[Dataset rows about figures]

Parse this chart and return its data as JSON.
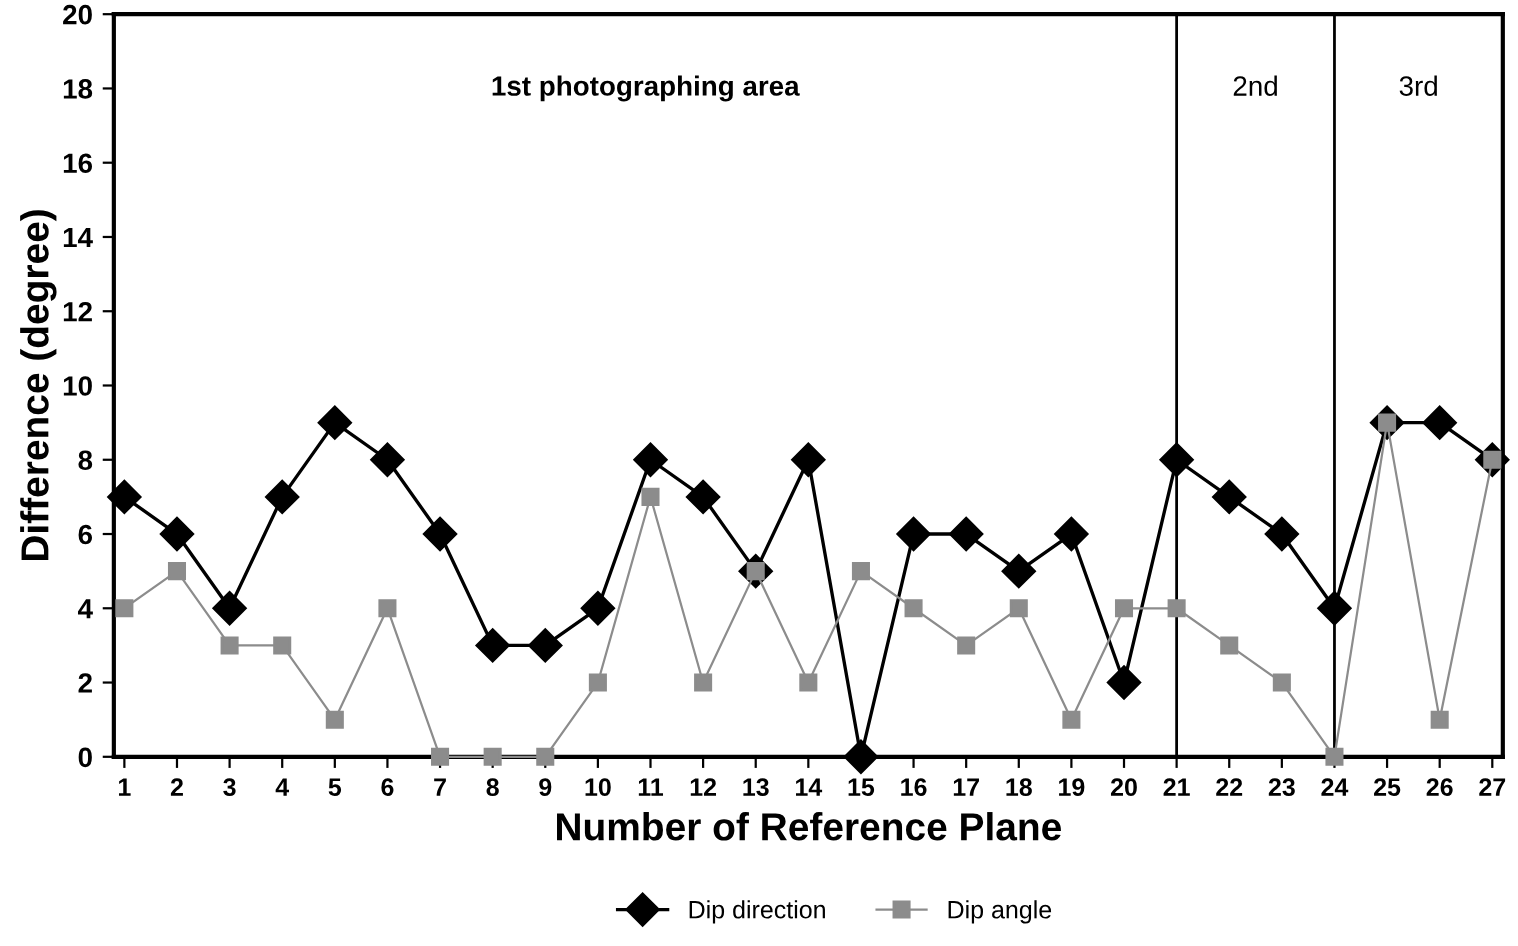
{
  "chart_data": {
    "type": "line",
    "xlabel": "Number of Reference Plane",
    "ylabel": "Difference (degree)",
    "x": [
      1,
      2,
      3,
      4,
      5,
      6,
      7,
      8,
      9,
      10,
      11,
      12,
      13,
      14,
      15,
      16,
      17,
      18,
      19,
      20,
      21,
      22,
      23,
      24,
      25,
      26,
      27
    ],
    "series": [
      {
        "name": "Dip direction",
        "color": "#000000",
        "marker": "diamond",
        "values": [
          7,
          6,
          4,
          7,
          9,
          8,
          6,
          3,
          3,
          4,
          8,
          7,
          5,
          8,
          0,
          6,
          6,
          5,
          6,
          2,
          8,
          7,
          6,
          4,
          9,
          9,
          8
        ]
      },
      {
        "name": "Dip angle",
        "color": "#8c8c8c",
        "marker": "square",
        "values": [
          4,
          5,
          3,
          3,
          1,
          4,
          0,
          0,
          0,
          2,
          7,
          2,
          5,
          2,
          5,
          4,
          3,
          4,
          1,
          4,
          4,
          3,
          2,
          0,
          9,
          1,
          8
        ]
      }
    ],
    "xlim": [
      0.8,
      27.2
    ],
    "xticks": [
      1,
      2,
      3,
      4,
      5,
      6,
      7,
      8,
      9,
      10,
      11,
      12,
      13,
      14,
      15,
      16,
      17,
      18,
      19,
      20,
      21,
      22,
      23,
      24,
      25,
      26,
      27
    ],
    "ylim": [
      0,
      20
    ],
    "yticks": [
      0,
      2,
      4,
      6,
      8,
      10,
      12,
      14,
      16,
      18,
      20
    ],
    "ref_lines": [
      {
        "axis": "x",
        "value": 21,
        "color": "#000000"
      },
      {
        "axis": "x",
        "value": 24,
        "color": "#000000"
      }
    ],
    "annotations": [
      "1st photographing area",
      "2nd",
      "3rd"
    ],
    "legend": "bottom",
    "grid": false
  }
}
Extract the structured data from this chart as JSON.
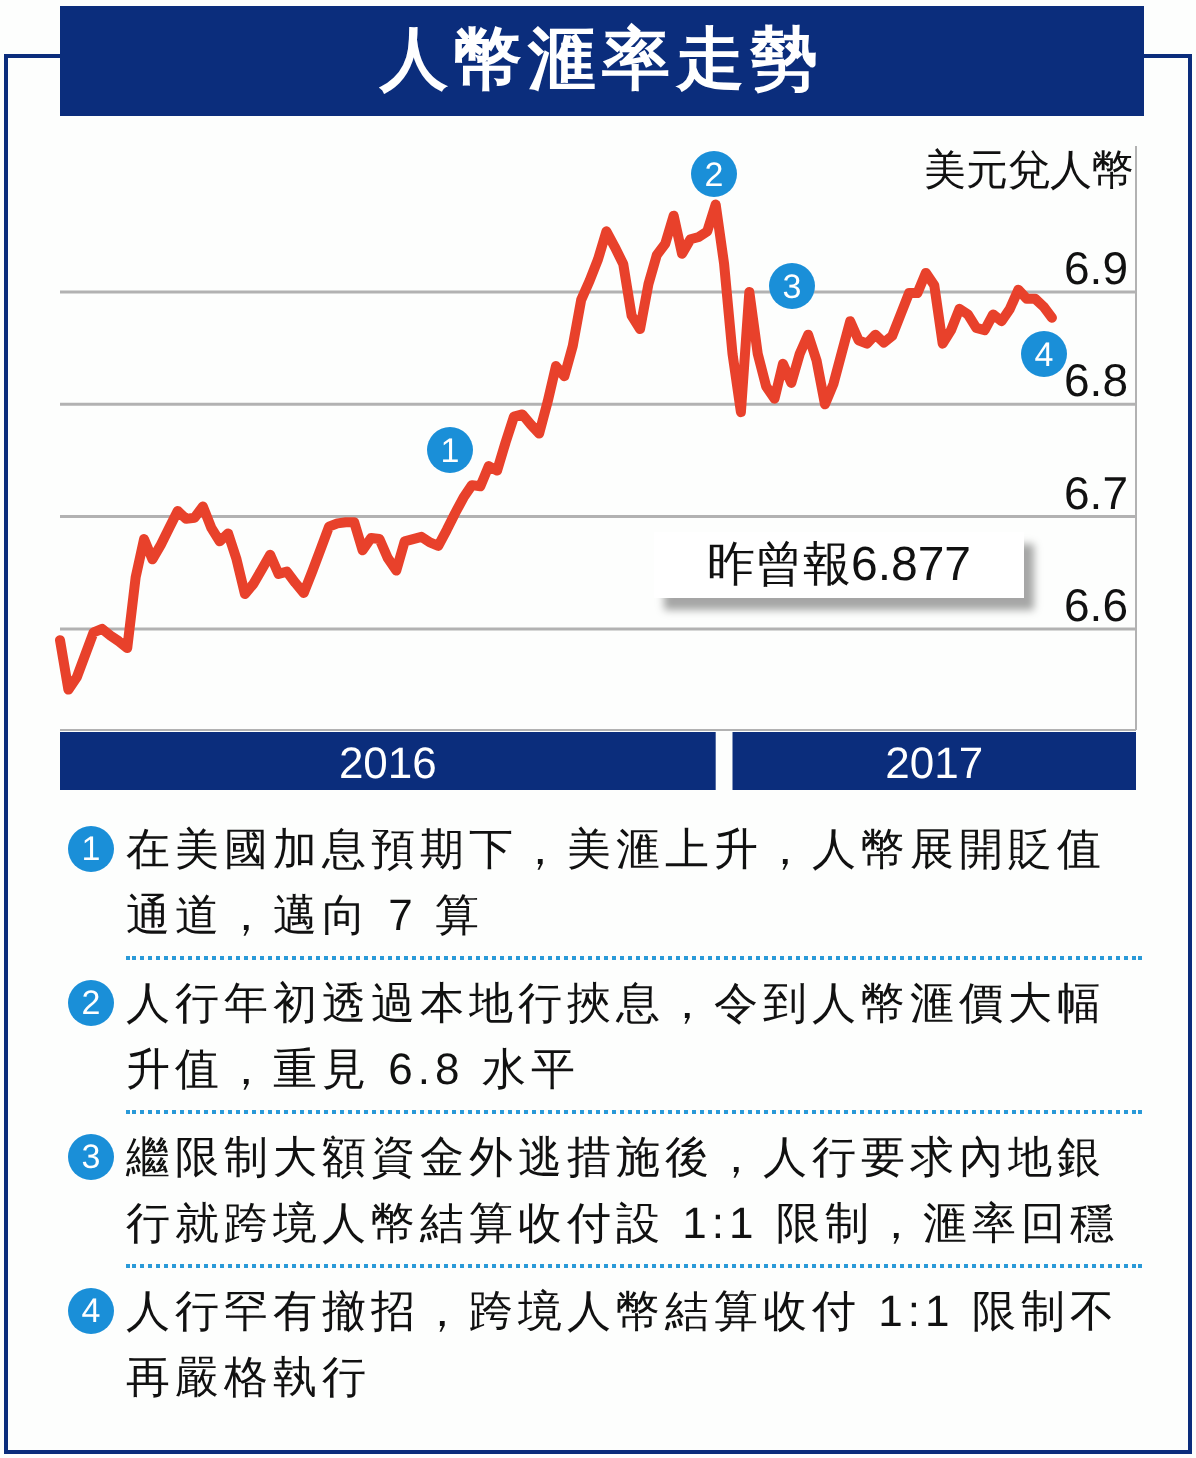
{
  "chart_data": {
    "type": "line",
    "title": "人幣滙率走勢",
    "ylabel": "美元兌人幣",
    "categories": [
      null,
      null,
      null,
      null,
      null,
      null,
      null,
      null,
      null,
      null,
      null,
      null,
      null,
      null,
      null,
      null,
      null,
      null,
      null,
      null,
      null,
      null,
      null,
      null,
      null,
      null,
      null,
      null,
      null,
      null,
      null,
      null,
      null,
      null,
      null,
      null,
      null,
      null,
      null,
      "2016",
      null,
      null,
      null,
      null,
      null,
      null,
      null,
      null,
      null,
      null,
      null,
      null,
      null,
      null,
      null,
      null,
      null,
      null,
      null,
      null,
      null,
      null,
      null,
      null,
      null,
      null,
      null,
      null,
      null,
      null,
      null,
      null,
      null,
      null,
      null,
      null,
      null,
      null,
      null,
      null,
      null,
      null,
      null,
      null,
      null,
      null,
      null,
      null,
      null,
      null,
      null,
      null,
      null,
      null,
      null,
      null,
      null,
      null,
      null,
      null,
      null,
      null,
      null,
      null,
      "2017",
      null,
      null,
      null,
      null,
      null,
      null,
      null,
      null,
      null,
      null,
      null,
      null,
      null,
      null,
      null,
      null,
      null,
      null,
      null,
      null,
      null,
      null,
      null,
      null
    ],
    "series": [
      {
        "color": "#e8412b",
        "values": [
          6.59,
          6.546,
          6.557,
          6.577,
          6.597,
          6.6,
          6.594,
          6.589,
          6.583,
          6.646,
          6.68,
          6.662,
          6.675,
          6.69,
          6.705,
          6.698,
          6.699,
          6.709,
          6.69,
          6.678,
          6.685,
          6.662,
          6.631,
          6.64,
          6.653,
          6.666,
          6.649,
          6.651,
          6.641,
          6.632,
          6.651,
          6.671,
          6.691,
          6.694,
          6.695,
          6.695,
          6.67,
          6.681,
          6.68,
          6.663,
          6.652,
          6.678,
          6.68,
          6.682,
          6.677,
          6.674,
          6.688,
          6.703,
          6.717,
          6.728,
          6.727,
          6.745,
          6.741,
          6.766,
          6.789,
          6.791,
          6.782,
          6.774,
          6.802,
          6.834,
          6.825,
          6.852,
          6.893,
          6.91,
          6.929,
          6.954,
          6.94,
          6.925,
          6.879,
          6.867,
          6.907,
          6.933,
          6.943,
          6.968,
          6.934,
          6.947,
          6.949,
          6.954,
          6.978,
          6.925,
          6.845,
          6.793,
          6.9,
          6.845,
          6.816,
          6.805,
          6.836,
          6.819,
          6.845,
          6.862,
          6.839,
          6.8,
          6.818,
          6.846,
          6.874,
          6.857,
          6.854,
          6.862,
          6.855,
          6.861,
          6.88,
          6.899,
          6.899,
          6.917,
          6.906,
          6.854,
          6.866,
          6.885,
          6.88,
          6.868,
          6.866,
          6.88,
          6.874,
          6.885,
          6.902,
          6.894,
          6.894,
          6.887,
          6.877,
          null,
          null,
          null,
          null,
          null,
          null,
          null,
          null,
          null,
          null
        ]
      }
    ],
    "ylim": [
      6.51,
      7.03
    ],
    "yticks": [
      6.6,
      6.7,
      6.8,
      6.9
    ],
    "grid": "y",
    "annotations": [
      "1",
      "2",
      "3",
      "4",
      "昨曾報6.877",
      "在美國加息預期下，美滙上升，人幣展開貶值通道，邁向 7 算",
      "人行年初透過本地行挾息，令到人幣滙價大幅升值，重見 6.8 水平",
      "繼限制大額資金外逃措施後，人行要求內地銀行就跨境人幣結算收付設 1:1 限制，滙率回穩",
      "人行罕有撤招，跨境人幣結算收付 1:1 限制不再嚴格執行"
    ]
  }
}
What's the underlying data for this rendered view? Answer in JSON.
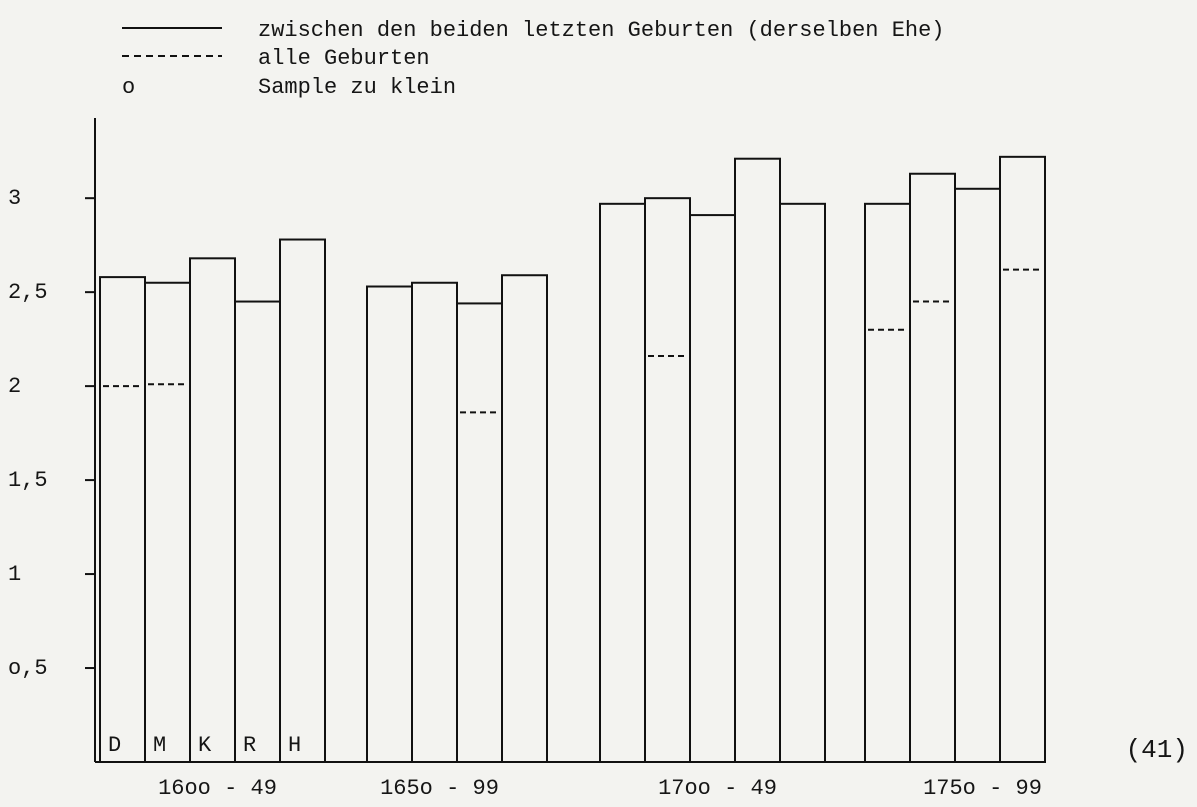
{
  "chart_data": {
    "type": "bar",
    "categories": [
      "D",
      "M",
      "K",
      "R",
      "H",
      null,
      null,
      null,
      null,
      null,
      null,
      null,
      null,
      null,
      null,
      null,
      null,
      null,
      null,
      null
    ],
    "period_labels": [
      "16oo - 49",
      "165o - 99",
      "17oo - 49",
      "175o - 99"
    ],
    "series": [
      {
        "name": "zwischen den beiden letzten Geburten (derselben Ehe)",
        "color": "#111111",
        "style": "solid",
        "values": [
          2.58,
          2.55,
          2.68,
          2.45,
          2.78,
          null,
          2.53,
          2.55,
          2.44,
          2.59,
          2.97,
          3.0,
          2.91,
          3.21,
          2.97,
          2.97,
          3.13,
          3.05,
          3.22,
          null
        ]
      },
      {
        "name": "alle Geburten",
        "color": "#111111",
        "style": "dashed",
        "values": [
          2.0,
          2.01,
          null,
          null,
          null,
          null,
          null,
          null,
          1.86,
          null,
          null,
          2.16,
          null,
          null,
          null,
          2.3,
          2.45,
          null,
          2.62,
          null
        ]
      }
    ],
    "sample_note": {
      "symbol": "o",
      "text": "Sample zu klein"
    },
    "page_number": "(41)",
    "ylim": [
      0,
      3.4
    ],
    "yticks": [
      {
        "value": 0.5,
        "label": "o,5"
      },
      1,
      {
        "value": 1.5,
        "label": "1,5"
      },
      2,
      {
        "value": 2.5,
        "label": "2,5"
      },
      3
    ]
  }
}
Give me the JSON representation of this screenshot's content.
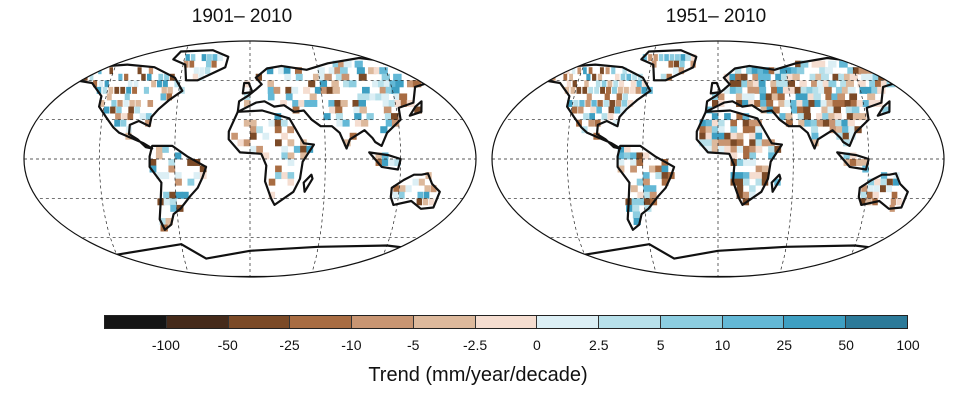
{
  "maps": [
    {
      "title": "1901– 2010"
    },
    {
      "title": "1951– 2010"
    }
  ],
  "legend": {
    "title": "Trend (mm/year/decade)",
    "colors": [
      "#151515",
      "#452a1a",
      "#7b4a27",
      "#a86c42",
      "#c89572",
      "#ddb99c",
      "#f5ddd0",
      "#dceff5",
      "#b7e0ea",
      "#8ccde0",
      "#63b8d6",
      "#3e9fc2",
      "#2c7a99"
    ],
    "tick_labels": [
      "-100",
      "-50",
      "-25",
      "-10",
      "-5",
      "-2.5",
      "0",
      "2.5",
      "5",
      "10",
      "25",
      "50",
      "100"
    ]
  }
}
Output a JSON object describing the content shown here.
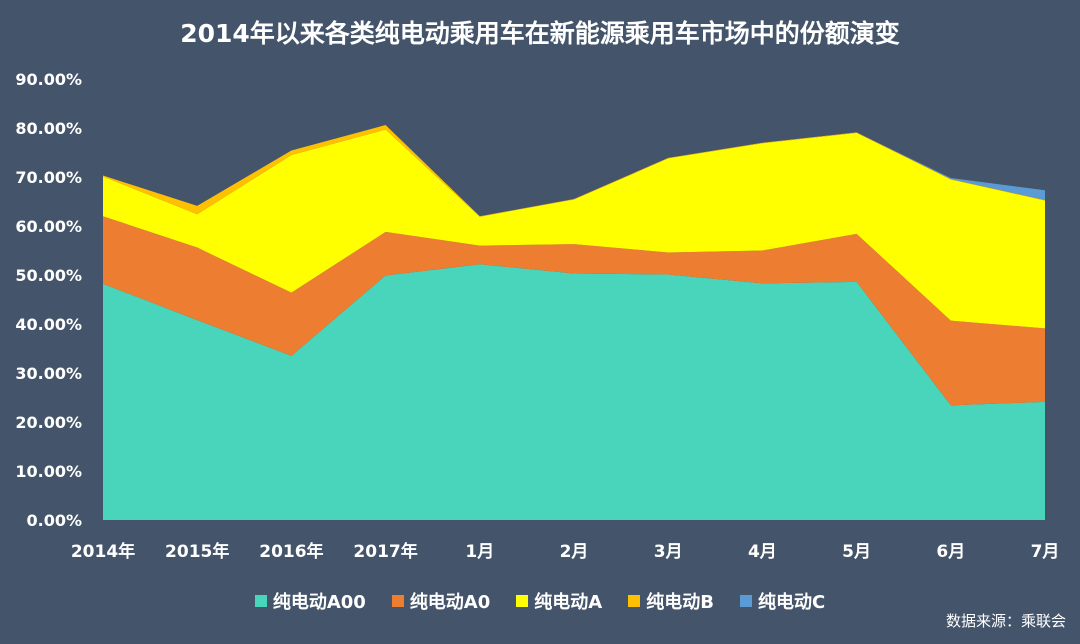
{
  "chart_data": {
    "type": "area",
    "stacked": true,
    "title": "2014年以来各类纯电动乘用车在新能源乘用车市场中的份额演变",
    "categories": [
      "2014年",
      "2015年",
      "2016年",
      "2017年",
      "1月",
      "2月",
      "3月",
      "4月",
      "5月",
      "6月",
      "7月"
    ],
    "ylim": [
      0,
      90
    ],
    "yticks": [
      "0.00%",
      "10.00%",
      "20.00%",
      "30.00%",
      "40.00%",
      "50.00%",
      "60.00%",
      "70.00%",
      "80.00%",
      "90.00%"
    ],
    "legend_position": "bottom",
    "grid": false,
    "series": [
      {
        "name": "纯电动A00",
        "color": "#48d5bb",
        "values": [
          48.2,
          40.8,
          33.5,
          49.9,
          52.2,
          50.3,
          50.1,
          48.3,
          48.6,
          23.4,
          24.1
        ]
      },
      {
        "name": "纯电动A0",
        "color": "#ed7d31",
        "values": [
          13.8,
          14.8,
          12.9,
          8.9,
          3.8,
          6.0,
          4.5,
          6.7,
          9.8,
          17.3,
          15.0
        ]
      },
      {
        "name": "纯电动A",
        "color": "#ffff00",
        "values": [
          8.1,
          6.8,
          28.1,
          20.9,
          5.9,
          9.1,
          19.2,
          21.9,
          20.6,
          28.8,
          26.1
        ]
      },
      {
        "name": "纯电动B",
        "color": "#ffc000",
        "values": [
          0.2,
          1.7,
          0.9,
          0.9,
          0.1,
          0.1,
          0.1,
          0.1,
          0.1,
          0.1,
          0.1
        ]
      },
      {
        "name": "纯电动C",
        "color": "#5b9bd5",
        "values": [
          0,
          0,
          0,
          0,
          0,
          0,
          0,
          0,
          0,
          0.2,
          2.0
        ]
      }
    ]
  },
  "source": "数据来源：乘联会"
}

[THE REQUEST]
Copy each line of the records containing the string "Geburten".

[ANSWER TO THE PROBLEM]
        "name": "zwischen den beiden letzten Geburten (derselben Ehe)",
        "name": "alle Geburten",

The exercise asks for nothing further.